* **Goal of the exercise**: In the entries that follow, find each line with the word "facilities" and copy it.

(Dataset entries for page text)

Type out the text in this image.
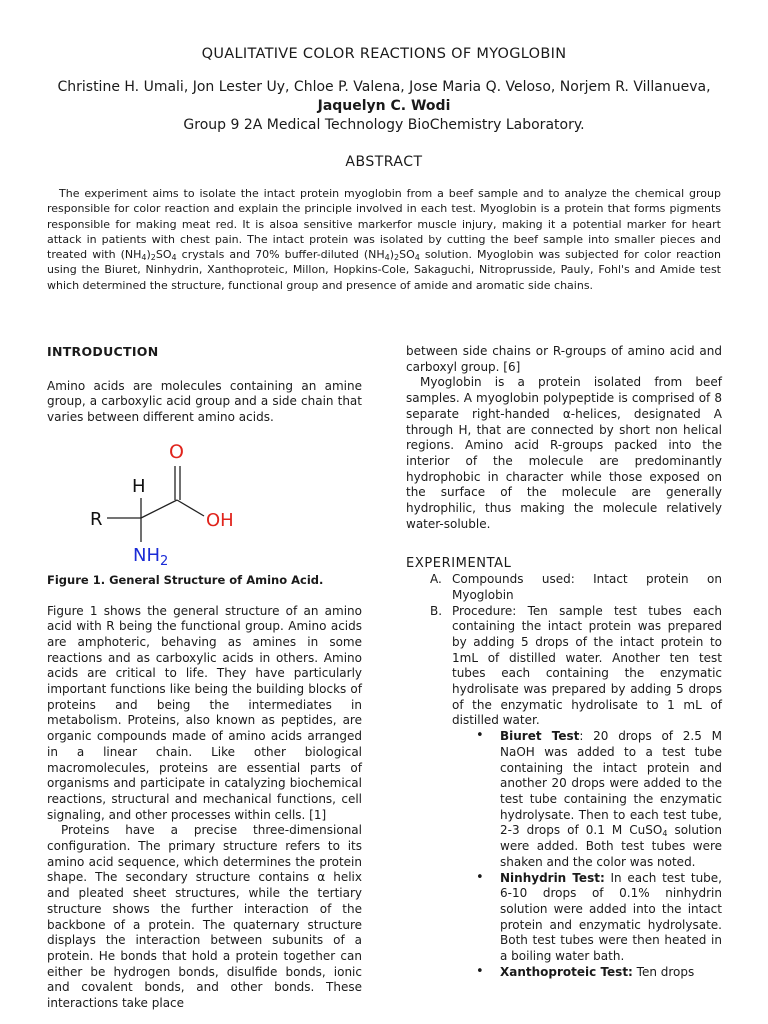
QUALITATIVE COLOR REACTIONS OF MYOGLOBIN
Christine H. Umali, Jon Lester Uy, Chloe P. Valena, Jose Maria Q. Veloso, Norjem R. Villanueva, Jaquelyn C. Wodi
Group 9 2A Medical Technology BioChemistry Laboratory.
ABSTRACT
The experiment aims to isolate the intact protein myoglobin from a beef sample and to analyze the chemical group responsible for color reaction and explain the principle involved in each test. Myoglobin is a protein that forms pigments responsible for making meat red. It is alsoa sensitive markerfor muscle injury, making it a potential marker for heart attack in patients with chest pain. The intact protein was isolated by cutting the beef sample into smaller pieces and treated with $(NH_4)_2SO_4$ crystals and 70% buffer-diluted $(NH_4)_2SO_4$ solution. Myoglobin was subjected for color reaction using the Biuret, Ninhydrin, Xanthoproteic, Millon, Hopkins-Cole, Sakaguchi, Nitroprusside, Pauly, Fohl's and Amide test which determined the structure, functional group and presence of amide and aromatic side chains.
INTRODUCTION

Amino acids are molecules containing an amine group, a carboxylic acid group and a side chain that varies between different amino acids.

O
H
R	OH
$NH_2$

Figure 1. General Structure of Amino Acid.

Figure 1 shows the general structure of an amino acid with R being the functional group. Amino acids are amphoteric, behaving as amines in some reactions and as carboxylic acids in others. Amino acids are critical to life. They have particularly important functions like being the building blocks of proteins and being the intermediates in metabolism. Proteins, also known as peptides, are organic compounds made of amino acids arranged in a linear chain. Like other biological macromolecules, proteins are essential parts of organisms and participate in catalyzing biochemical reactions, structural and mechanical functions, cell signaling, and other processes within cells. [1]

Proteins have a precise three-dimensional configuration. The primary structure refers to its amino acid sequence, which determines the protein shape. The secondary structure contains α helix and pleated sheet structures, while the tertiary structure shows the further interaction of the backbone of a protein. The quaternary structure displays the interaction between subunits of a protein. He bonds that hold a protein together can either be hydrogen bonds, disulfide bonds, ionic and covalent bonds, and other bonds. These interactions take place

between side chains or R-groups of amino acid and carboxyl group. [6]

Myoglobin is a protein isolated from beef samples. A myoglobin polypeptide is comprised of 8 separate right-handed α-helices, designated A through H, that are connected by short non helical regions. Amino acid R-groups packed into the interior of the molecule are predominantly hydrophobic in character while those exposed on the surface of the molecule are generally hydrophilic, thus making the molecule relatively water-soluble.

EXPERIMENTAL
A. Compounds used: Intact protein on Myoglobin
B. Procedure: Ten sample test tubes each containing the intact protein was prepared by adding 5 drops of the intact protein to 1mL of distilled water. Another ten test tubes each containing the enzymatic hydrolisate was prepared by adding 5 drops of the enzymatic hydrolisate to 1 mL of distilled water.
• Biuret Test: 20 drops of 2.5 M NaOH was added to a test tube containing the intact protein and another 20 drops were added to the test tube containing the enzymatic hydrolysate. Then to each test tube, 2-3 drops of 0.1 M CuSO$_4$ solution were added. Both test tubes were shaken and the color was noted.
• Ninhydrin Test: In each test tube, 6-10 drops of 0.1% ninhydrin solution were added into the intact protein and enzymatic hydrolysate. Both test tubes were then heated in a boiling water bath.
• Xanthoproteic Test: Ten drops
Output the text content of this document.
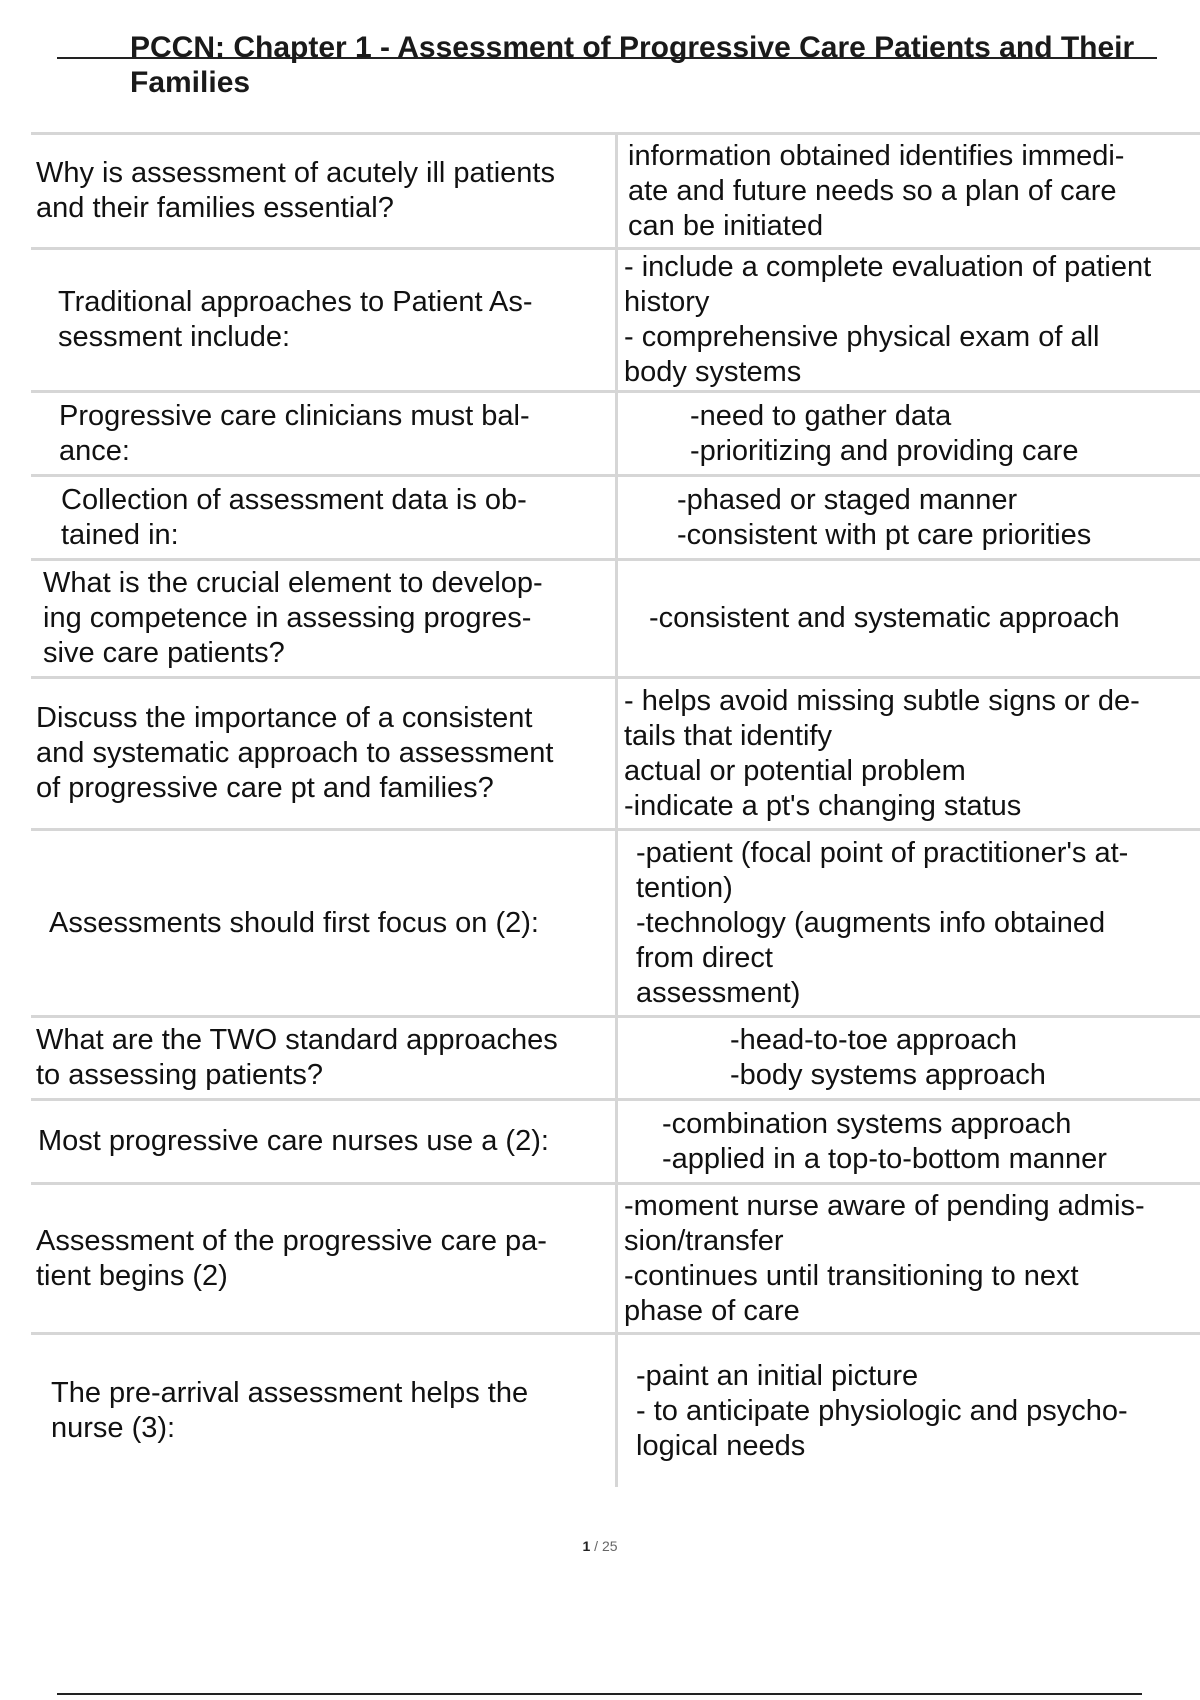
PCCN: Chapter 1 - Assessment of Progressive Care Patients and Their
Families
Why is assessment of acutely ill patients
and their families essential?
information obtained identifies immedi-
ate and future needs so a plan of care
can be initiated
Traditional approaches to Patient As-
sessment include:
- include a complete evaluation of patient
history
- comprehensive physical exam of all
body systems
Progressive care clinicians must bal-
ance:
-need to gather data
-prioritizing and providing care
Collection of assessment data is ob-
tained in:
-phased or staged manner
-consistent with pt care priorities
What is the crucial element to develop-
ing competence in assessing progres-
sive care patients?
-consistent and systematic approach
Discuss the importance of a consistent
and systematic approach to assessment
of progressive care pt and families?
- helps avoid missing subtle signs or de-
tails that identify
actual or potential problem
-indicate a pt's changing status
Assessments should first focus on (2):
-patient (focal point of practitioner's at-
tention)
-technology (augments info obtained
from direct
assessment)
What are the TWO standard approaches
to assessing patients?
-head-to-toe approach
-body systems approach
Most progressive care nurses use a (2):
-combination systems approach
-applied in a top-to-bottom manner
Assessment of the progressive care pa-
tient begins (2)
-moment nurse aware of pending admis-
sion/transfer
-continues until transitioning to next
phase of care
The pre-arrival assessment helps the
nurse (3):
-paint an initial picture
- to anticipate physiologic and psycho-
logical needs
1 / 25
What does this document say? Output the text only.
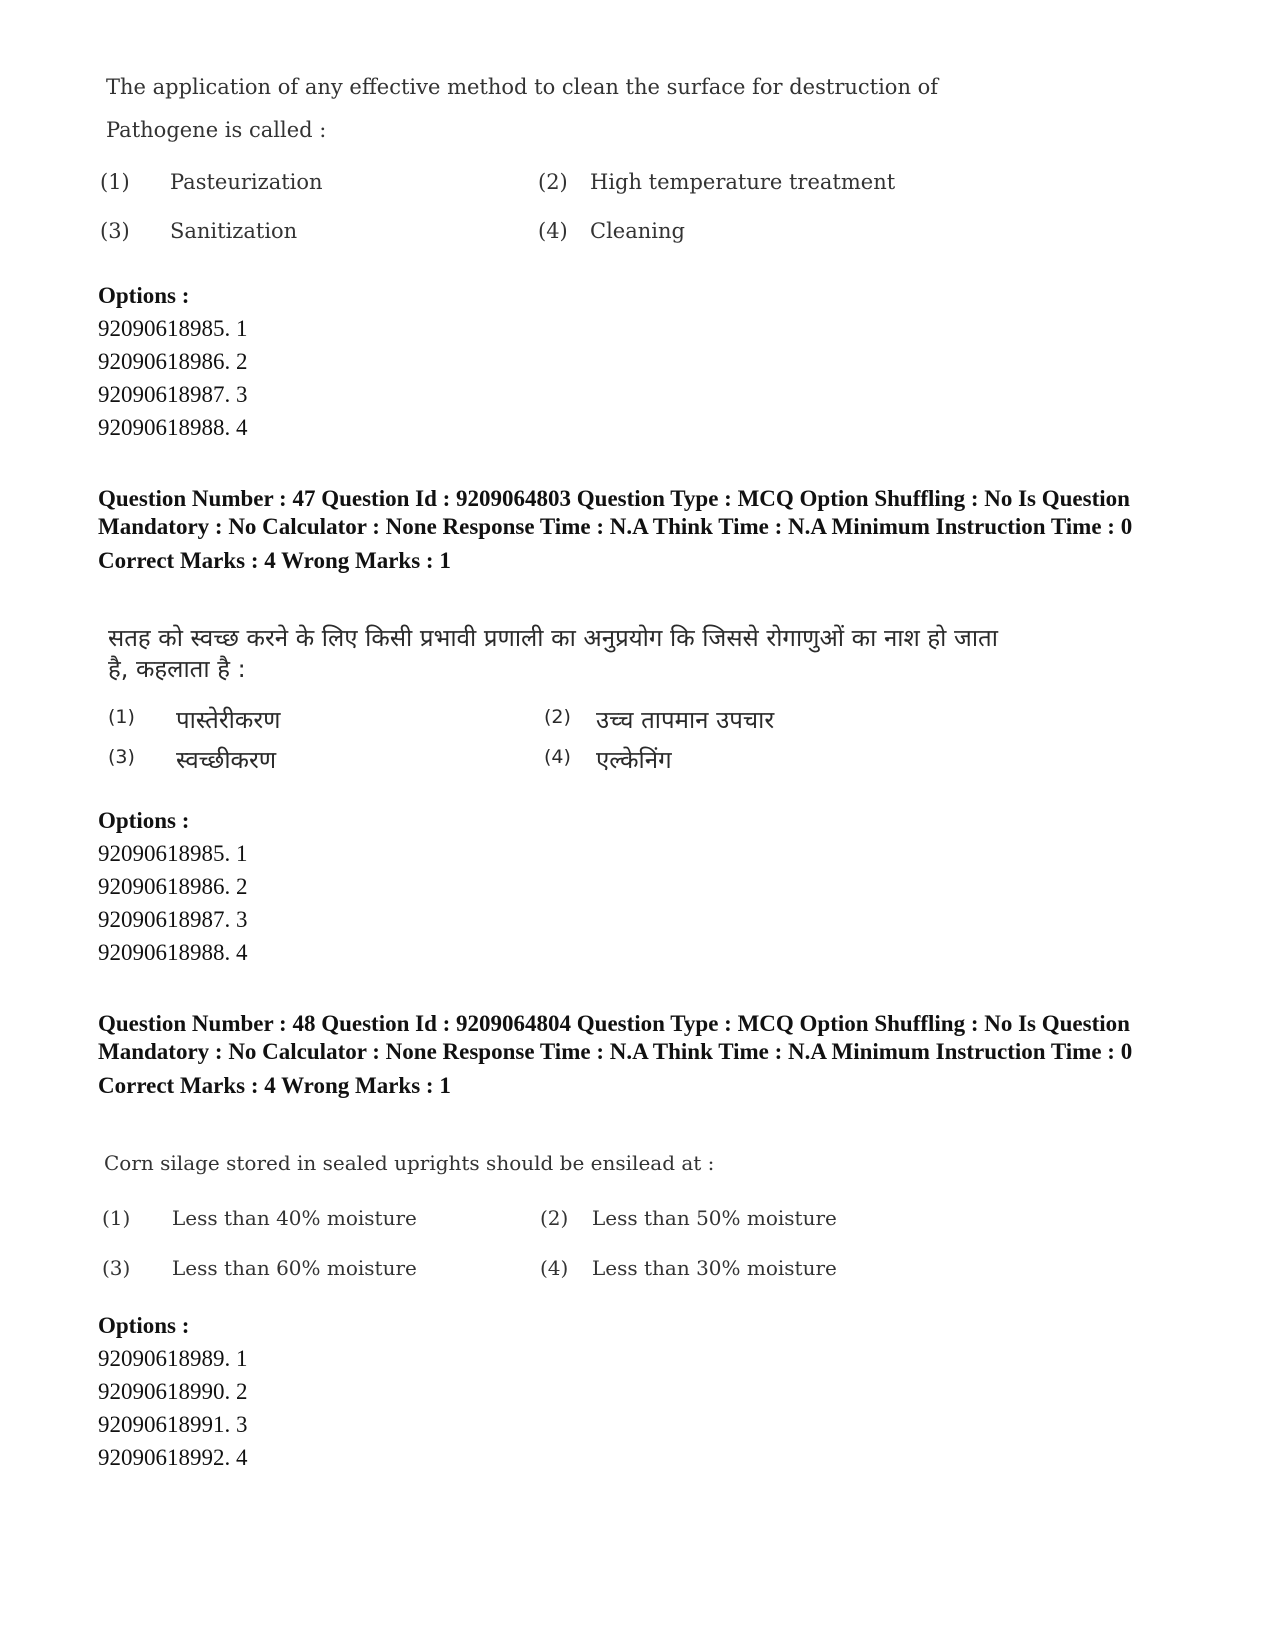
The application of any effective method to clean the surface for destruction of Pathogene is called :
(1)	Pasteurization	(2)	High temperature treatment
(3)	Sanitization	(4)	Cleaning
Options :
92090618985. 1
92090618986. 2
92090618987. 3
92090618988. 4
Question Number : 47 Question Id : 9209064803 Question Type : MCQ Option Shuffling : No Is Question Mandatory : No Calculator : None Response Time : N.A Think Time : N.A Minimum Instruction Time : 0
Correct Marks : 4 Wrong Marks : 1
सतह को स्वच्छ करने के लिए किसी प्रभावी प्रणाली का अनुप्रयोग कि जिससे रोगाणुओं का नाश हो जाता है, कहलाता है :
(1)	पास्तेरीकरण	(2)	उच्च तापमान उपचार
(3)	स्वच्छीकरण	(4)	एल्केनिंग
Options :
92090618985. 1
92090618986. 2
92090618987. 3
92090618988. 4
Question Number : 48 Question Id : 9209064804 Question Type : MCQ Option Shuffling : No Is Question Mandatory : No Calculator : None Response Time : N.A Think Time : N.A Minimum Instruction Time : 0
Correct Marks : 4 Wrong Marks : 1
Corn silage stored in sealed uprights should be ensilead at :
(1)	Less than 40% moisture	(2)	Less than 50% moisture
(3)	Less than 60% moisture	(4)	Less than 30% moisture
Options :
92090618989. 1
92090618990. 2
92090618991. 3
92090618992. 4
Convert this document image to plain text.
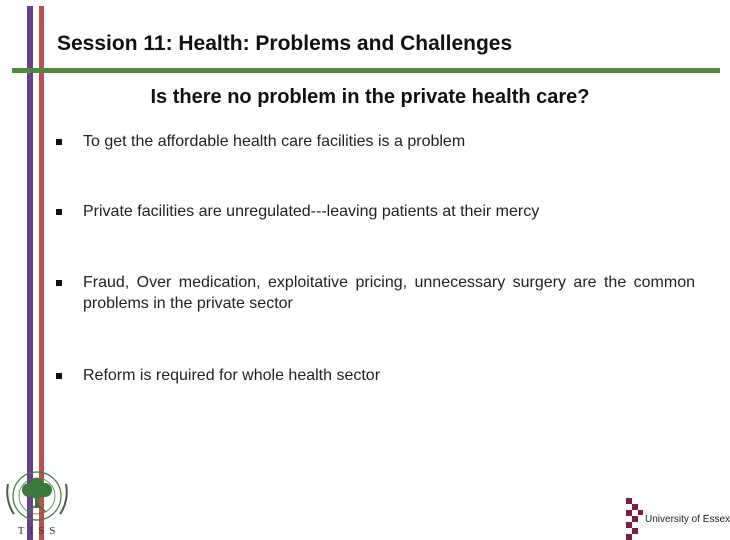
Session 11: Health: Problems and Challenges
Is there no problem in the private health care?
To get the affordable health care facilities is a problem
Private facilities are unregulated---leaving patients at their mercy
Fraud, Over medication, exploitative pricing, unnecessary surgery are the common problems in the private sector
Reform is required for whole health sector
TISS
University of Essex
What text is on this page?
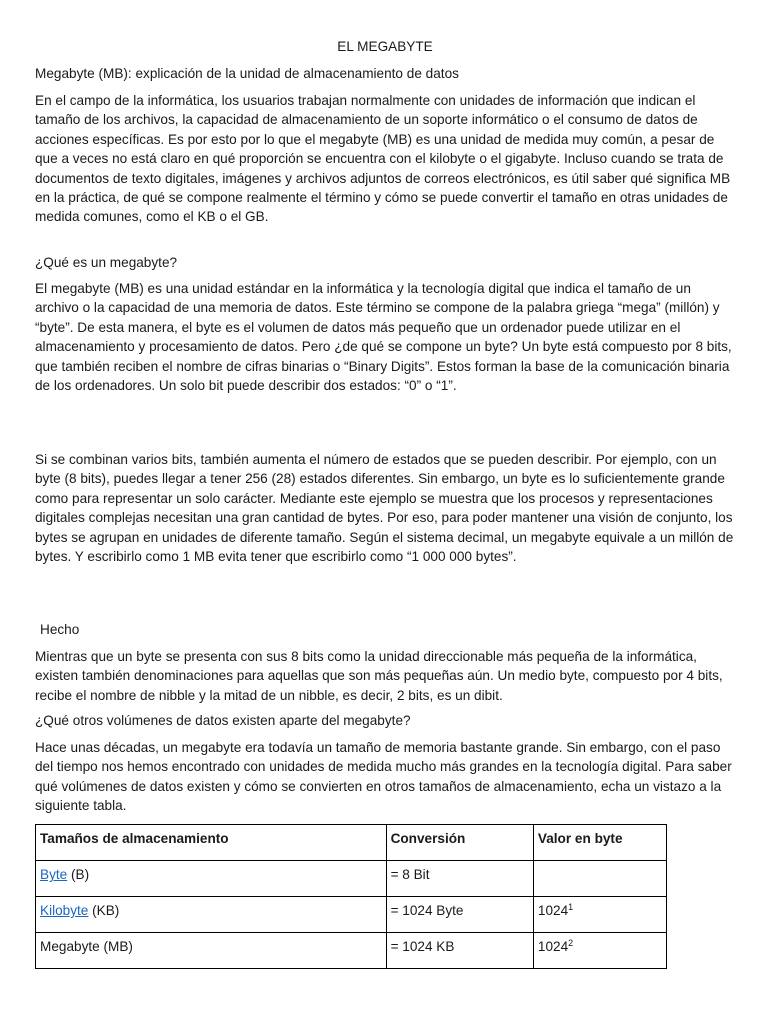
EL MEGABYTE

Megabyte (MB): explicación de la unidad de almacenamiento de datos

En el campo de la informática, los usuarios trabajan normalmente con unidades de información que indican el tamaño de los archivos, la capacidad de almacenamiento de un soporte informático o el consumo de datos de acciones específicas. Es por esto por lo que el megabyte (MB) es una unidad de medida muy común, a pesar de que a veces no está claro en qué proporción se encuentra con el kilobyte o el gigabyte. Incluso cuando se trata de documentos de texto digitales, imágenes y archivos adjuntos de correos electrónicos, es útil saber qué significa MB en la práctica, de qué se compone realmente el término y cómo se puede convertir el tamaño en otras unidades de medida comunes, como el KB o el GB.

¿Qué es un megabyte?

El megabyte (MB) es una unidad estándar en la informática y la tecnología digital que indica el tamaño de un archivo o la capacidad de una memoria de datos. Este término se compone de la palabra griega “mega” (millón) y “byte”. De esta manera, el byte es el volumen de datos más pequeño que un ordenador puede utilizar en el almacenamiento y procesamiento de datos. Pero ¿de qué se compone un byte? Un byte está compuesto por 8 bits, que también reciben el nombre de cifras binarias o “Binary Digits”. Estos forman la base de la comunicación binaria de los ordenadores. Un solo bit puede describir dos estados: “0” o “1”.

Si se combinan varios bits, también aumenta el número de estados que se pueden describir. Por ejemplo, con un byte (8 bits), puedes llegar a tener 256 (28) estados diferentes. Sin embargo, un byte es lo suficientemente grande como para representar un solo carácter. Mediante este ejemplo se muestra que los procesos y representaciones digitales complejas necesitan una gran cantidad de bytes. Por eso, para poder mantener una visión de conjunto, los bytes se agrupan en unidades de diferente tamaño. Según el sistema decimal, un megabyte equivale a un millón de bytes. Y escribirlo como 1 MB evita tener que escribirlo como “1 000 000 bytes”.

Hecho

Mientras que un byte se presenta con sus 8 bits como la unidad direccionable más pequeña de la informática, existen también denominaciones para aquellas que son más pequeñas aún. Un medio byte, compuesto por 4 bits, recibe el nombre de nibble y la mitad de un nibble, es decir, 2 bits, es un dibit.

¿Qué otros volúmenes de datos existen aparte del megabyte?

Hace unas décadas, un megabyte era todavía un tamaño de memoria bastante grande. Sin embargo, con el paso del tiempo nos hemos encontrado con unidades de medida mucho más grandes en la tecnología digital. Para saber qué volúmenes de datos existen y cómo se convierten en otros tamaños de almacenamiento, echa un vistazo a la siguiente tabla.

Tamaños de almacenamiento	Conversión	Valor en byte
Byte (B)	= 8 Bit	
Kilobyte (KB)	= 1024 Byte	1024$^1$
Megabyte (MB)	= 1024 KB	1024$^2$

* **Answer section**:
To get the affordable health care facilities is a problem
Private facilities are unregulated---leaving patients at their mercy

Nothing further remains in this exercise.